## Requirement:
Quote every line as given.
┄┄┄┄┄┄┄┄┄┄┄┄┄┄┄┄┄┄┄┄
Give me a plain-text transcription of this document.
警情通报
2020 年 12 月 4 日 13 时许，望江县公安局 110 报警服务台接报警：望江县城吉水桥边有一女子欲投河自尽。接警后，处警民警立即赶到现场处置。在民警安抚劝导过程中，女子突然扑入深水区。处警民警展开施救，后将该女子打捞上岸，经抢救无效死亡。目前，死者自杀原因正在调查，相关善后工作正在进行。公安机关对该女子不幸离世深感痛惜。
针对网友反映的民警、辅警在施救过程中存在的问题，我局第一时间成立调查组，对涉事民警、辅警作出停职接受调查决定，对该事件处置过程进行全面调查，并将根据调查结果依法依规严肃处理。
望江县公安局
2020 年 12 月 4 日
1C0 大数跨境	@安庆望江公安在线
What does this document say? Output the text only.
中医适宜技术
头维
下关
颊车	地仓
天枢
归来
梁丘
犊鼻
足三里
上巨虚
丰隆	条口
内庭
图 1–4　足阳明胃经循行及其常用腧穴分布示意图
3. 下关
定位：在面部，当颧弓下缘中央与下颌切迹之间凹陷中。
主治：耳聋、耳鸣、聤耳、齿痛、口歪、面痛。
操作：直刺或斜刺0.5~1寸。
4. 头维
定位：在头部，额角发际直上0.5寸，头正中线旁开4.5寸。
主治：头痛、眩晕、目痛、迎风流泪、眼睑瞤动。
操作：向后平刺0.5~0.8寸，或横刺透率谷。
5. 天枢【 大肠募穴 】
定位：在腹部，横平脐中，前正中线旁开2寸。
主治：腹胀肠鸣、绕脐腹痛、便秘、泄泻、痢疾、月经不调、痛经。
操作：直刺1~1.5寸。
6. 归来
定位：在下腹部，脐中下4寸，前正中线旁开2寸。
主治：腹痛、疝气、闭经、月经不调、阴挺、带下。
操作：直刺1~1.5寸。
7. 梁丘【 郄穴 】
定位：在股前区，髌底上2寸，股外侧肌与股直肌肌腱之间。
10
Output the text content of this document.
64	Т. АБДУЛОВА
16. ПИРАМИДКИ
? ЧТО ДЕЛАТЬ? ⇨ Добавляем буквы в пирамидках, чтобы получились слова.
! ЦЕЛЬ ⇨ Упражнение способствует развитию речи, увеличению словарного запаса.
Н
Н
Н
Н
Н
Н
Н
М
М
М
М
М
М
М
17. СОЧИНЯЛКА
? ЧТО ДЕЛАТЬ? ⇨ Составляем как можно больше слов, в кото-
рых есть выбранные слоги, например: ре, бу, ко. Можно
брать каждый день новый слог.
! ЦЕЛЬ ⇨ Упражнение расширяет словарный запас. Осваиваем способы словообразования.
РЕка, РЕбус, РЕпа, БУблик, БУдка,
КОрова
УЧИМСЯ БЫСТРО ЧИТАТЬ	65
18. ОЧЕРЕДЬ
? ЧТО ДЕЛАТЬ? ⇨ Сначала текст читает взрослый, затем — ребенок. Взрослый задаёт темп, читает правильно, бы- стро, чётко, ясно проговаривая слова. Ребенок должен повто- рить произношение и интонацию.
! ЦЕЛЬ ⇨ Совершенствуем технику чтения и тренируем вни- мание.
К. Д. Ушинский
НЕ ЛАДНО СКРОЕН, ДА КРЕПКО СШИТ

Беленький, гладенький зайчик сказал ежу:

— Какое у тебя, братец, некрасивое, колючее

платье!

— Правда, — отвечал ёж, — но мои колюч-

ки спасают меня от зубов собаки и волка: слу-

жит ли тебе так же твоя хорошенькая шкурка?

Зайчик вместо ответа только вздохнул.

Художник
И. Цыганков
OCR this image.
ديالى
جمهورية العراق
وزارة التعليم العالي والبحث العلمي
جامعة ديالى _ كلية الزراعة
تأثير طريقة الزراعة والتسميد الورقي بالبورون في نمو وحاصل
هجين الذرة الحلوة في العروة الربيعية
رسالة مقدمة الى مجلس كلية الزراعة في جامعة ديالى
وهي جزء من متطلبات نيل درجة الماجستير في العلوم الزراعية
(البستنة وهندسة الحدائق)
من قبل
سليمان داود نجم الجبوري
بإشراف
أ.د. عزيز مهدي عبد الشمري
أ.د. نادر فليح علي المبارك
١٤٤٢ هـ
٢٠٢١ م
┄┄┄┄┄┄┄┄┄┄┄┄┄┄┄┄┄┄┄┄
## Reply to the task:
Give me a plain-text transcription of this document.
警情通报
2020 年 12 月 4 日 13 时许，望江县公安局 110 报警服务台接报警：望江县城吉水桥边有一女子欲投河自尽。接警后，处警民警立即赶到现场处置。在民警安抚劝导过程中，女子突然扑入深水区。处警民警展开施救，后将该女子打捞上岸，经抢救无效死亡。目前，死者自杀原因正在调查，相关善后工作正在进行。公安机关对该女子不幸离世深感痛惜。
针对网友反映的民警、辅警在施救过程中存在的问题，我局第一时间成立调查组，对涉事民警、辅警作出停职接受调查决定，对该事件处置过程进行全面调查，并将根据调查结果依法依规严肃处理。
望江县公安局
2020 年 12 月 4 日
1C0 大数跨境	@安庆望江公安在线
What does this document say? Output the text only.
中医适宜技术
头维
下关
颊车	地仓
天枢
归来
梁丘
犊鼻
足三里
上巨虚
丰隆	条口
内庭
图 1–4　足阳明胃经循行及其常用腧穴分布示意图
3. 下关
定位：在面部，当颧弓下缘中央与下颌切迹之间凹陷中。
主治：耳聋、耳鸣、聤耳、齿痛、口歪、面痛。
操作：直刺或斜刺0.5~1寸。
4. 头维
定位：在头部，额角发际直上0.5寸，头正中线旁开4.5寸。
主治：头痛、眩晕、目痛、迎风流泪、眼睑瞤动。
操作：向后平刺0.5~0.8寸，或横刺透率谷。
5. 天枢【 大肠募穴 】
定位：在腹部，横平脐中，前正中线旁开2寸。
主治：腹胀肠鸣、绕脐腹痛、便秘、泄泻、痢疾、月经不调、痛经。
操作：直刺1~1.5寸。
6. 归来
定位：在下腹部，脐中下4寸，前正中线旁开2寸。
主治：腹痛、疝气、闭经、月经不调、阴挺、带下。
操作：直刺1~1.5寸。
7. 梁丘【 郄穴 】
定位：在股前区，髌底上2寸，股外侧肌与股直肌肌腱之间。
10
Output the text content of this document.
64	Т. АБДУЛОВА
16. ПИРАМИДКИ
? ЧТО ДЕЛАТЬ? ⇨ Добавляем буквы в пирамидках, чтобы получились слова.
! ЦЕЛЬ ⇨ Упражнение способствует развитию речи, увеличению словарного запаса.
Н
Н
Н
Н
Н
Н
Н
М
М
М
М
М
М
М
17. СОЧИНЯЛКА
? ЧТО ДЕЛАТЬ? ⇨ Составляем как можно больше слов, в кото-
рых есть выбранные слоги, например: ре, бу, ко. Можно
брать каждый день новый слог.
! ЦЕЛЬ ⇨ Упражнение расширяет словарный запас. Осваиваем способы словообразования.
РЕка, РЕбус, РЕпа, БУблик, БУдка,
КОрова
УЧИМСЯ БЫСТРО ЧИТАТЬ	65
18. ОЧЕРЕДЬ
? ЧТО ДЕЛАТЬ? ⇨ Сначала текст читает взрослый, затем — ребенок. Взрослый задаёт темп, читает правильно, бы- стро, чётко, ясно проговаривая слова. Ребенок должен повто- рить произношение и интонацию.
! ЦЕЛЬ ⇨ Совершенствуем технику чтения и тренируем вни- мание.
К. Д. Ушинский
НЕ ЛАДНО СКРОЕН, ДА КРЕПКО СШИТ

Беленький, гладенький зайчик сказал ежу:

— Какое у тебя, братец, некрасивое, колючее

платье!

— Правда, — отвечал ёж, — но мои колюч-

ки спасают меня от зубов собаки и волка: слу-

жит ли тебе так же твоя хорошенькая шкурка?

Зайчик вместо ответа только вздохнул.

Художник
И. Цыганков
OCR this image.
ديالى
جمهورية العراق
وزارة التعليم العالي والبحث العلمي
جامعة ديالى _ كلية الزراعة
تأثير طريقة الزراعة والتسميد الورقي بالبورون في نمو وحاصل
هجين الذرة الحلوة في العروة الربيعية
رسالة مقدمة الى مجلس كلية الزراعة في جامعة ديالى
وهي جزء من متطلبات نيل درجة الماجستير في العلوم الزراعية
(البستنة وهندسة الحدائق)
من قبل
سليمان داود نجم الجبوري
بإشراف
أ.د. عزيز مهدي عبد الشمري
أ.د. نادر فليح علي المبارك
١٤٤٢ هـ
٢٠٢١ م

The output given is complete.